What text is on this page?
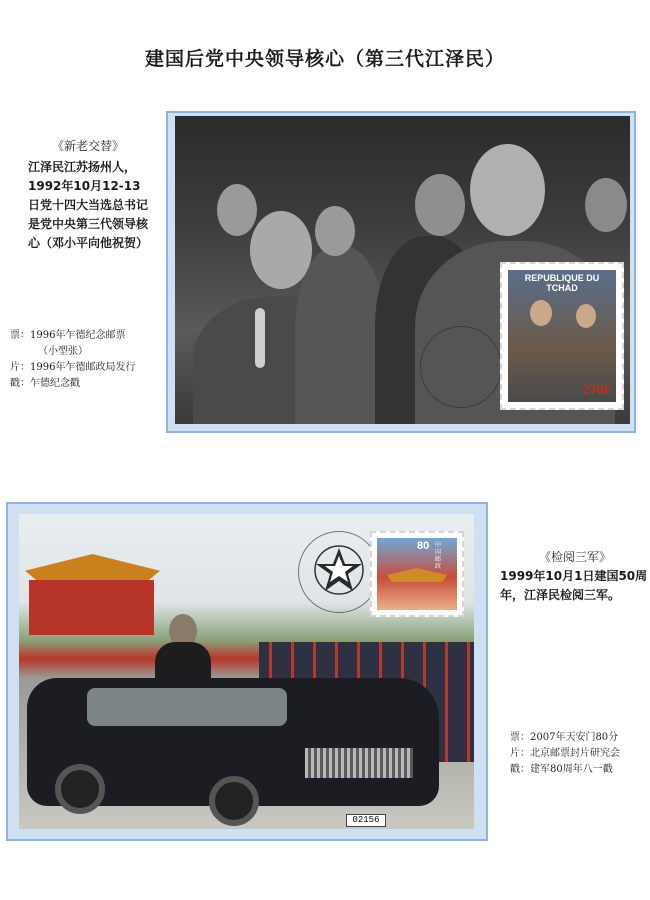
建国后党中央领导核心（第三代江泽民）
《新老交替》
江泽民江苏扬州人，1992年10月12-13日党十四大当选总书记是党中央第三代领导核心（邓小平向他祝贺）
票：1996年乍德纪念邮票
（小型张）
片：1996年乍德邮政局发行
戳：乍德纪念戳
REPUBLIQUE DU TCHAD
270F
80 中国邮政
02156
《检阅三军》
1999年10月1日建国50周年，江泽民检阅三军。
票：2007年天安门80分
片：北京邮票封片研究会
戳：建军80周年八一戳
■ ■ ■
> [EXERCISE DIRECTIONS]:
Drop the pictures and reproduce the rest of the entries above exactly.

> [FULL SOLUTION]:
What text is on this page?
建国后党中央领导核心（第三代江泽民）
《新老交替》
江泽民江苏扬州人，1992年10月12-13日党十四大当选总书记是党中央第三代领导核心（邓小平向他祝贺）
票：1996年乍德纪念邮票
（小型张）
片：1996年乍德邮政局发行
戳：乍德纪念戳
REPUBLIQUE DU TCHAD
270F
80 中国邮政
02156
《检阅三军》
1999年10月1日建国50周年，江泽民检阅三军。
票：2007年天安门80分
片：北京邮票封片研究会
戳：建军80周年八一戳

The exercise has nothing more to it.